[Figure record listings]
--

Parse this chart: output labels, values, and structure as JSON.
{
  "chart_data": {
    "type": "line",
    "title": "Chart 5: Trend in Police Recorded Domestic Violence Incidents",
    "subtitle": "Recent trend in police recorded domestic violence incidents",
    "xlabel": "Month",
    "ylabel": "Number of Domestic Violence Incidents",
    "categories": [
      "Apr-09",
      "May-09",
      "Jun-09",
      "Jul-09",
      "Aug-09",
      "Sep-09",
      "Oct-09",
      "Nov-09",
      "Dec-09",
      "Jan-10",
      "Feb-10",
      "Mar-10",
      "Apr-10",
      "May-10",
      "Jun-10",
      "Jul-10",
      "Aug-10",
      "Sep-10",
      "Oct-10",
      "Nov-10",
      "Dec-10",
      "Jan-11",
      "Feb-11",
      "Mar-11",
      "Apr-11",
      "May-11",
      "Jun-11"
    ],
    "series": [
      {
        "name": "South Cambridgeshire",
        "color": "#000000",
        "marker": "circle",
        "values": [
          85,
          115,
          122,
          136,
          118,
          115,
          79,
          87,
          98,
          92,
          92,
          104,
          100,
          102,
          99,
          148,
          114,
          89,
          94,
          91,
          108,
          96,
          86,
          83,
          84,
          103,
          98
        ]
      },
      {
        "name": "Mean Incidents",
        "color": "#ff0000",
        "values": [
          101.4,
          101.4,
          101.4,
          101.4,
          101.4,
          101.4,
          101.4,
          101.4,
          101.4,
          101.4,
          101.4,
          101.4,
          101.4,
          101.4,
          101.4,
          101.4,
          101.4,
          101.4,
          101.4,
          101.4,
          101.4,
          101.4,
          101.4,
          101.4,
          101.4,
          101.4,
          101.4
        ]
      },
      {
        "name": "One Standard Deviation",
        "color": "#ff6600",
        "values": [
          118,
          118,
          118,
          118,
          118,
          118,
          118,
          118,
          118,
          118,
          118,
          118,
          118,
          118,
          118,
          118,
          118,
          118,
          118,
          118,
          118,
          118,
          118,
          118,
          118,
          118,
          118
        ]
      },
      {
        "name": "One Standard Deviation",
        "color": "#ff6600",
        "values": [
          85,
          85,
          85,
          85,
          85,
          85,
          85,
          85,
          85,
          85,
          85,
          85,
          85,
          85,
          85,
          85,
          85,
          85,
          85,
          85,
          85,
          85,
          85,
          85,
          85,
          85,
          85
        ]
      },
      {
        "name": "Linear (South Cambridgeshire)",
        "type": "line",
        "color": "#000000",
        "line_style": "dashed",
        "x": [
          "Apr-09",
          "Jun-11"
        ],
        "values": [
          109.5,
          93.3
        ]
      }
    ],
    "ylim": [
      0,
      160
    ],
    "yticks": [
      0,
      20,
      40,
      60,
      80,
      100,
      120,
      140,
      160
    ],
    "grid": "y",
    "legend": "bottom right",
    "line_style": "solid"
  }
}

--

### What is being asked
The full set of records should be duplicated exactly.

### Written solution
Parse this chart: output labels, values, and structure as JSON.
{
  "chart_data": {
    "type": "line",
    "title": "Chart 5: Trend in Police Recorded Domestic Violence Incidents",
    "subtitle": "Recent trend in police recorded domestic violence incidents",
    "xlabel": "Month",
    "ylabel": "Number of Domestic Violence Incidents",
    "categories": [
      "Apr-09",
      "May-09",
      "Jun-09",
      "Jul-09",
      "Aug-09",
      "Sep-09",
      "Oct-09",
      "Nov-09",
      "Dec-09",
      "Jan-10",
      "Feb-10",
      "Mar-10",
      "Apr-10",
      "May-10",
      "Jun-10",
      "Jul-10",
      "Aug-10",
      "Sep-10",
      "Oct-10",
      "Nov-10",
      "Dec-10",
      "Jan-11",
      "Feb-11",
      "Mar-11",
      "Apr-11",
      "May-11",
      "Jun-11"
    ],
    "series": [
      {
        "name": "South Cambridgeshire",
        "color": "#000000",
        "marker": "circle",
        "values": [
          85,
          115,
          122,
          136,
          118,
          115,
          79,
          87,
          98,
          92,
          92,
          104,
          100,
          102,
          99,
          148,
          114,
          89,
          94,
          91,
          108,
          96,
          86,
          83,
          84,
          103,
          98
        ]
      },
      {
        "name": "Mean Incidents",
        "color": "#ff0000",
        "values": [
          101.4,
          101.4,
          101.4,
          101.4,
          101.4,
          101.4,
          101.4,
          101.4,
          101.4,
          101.4,
          101.4,
          101.4,
          101.4,
          101.4,
          101.4,
          101.4,
          101.4,
          101.4,
          101.4,
          101.4,
          101.4,
          101.4,
          101.4,
          101.4,
          101.4,
          101.4,
          101.4
        ]
      },
      {
        "name": "One Standard Deviation",
        "color": "#ff6600",
        "values": [
          118,
          118,
          118,
          118,
          118,
          118,
          118,
          118,
          118,
          118,
          118,
          118,
          118,
          118,
          118,
          118,
          118,
          118,
          118,
          118,
          118,
          118,
          118,
          118,
          118,
          118,
          118
        ]
      },
      {
        "name": "One Standard Deviation",
        "color": "#ff6600",
        "values": [
          85,
          85,
          85,
          85,
          85,
          85,
          85,
          85,
          85,
          85,
          85,
          85,
          85,
          85,
          85,
          85,
          85,
          85,
          85,
          85,
          85,
          85,
          85,
          85,
          85,
          85,
          85
        ]
      },
      {
        "name": "Linear (South Cambridgeshire)",
        "type": "line",
        "color": "#000000",
        "line_style": "dashed",
        "x": [
          "Apr-09",
          "Jun-11"
        ],
        "values": [
          109.5,
          93.3
        ]
      }
    ],
    "ylim": [
      0,
      160
    ],
    "yticks": [
      0,
      20,
      40,
      60,
      80,
      100,
      120,
      140,
      160
    ],
    "grid": "y",
    "legend": "bottom right",
    "line_style": "solid"
  }
}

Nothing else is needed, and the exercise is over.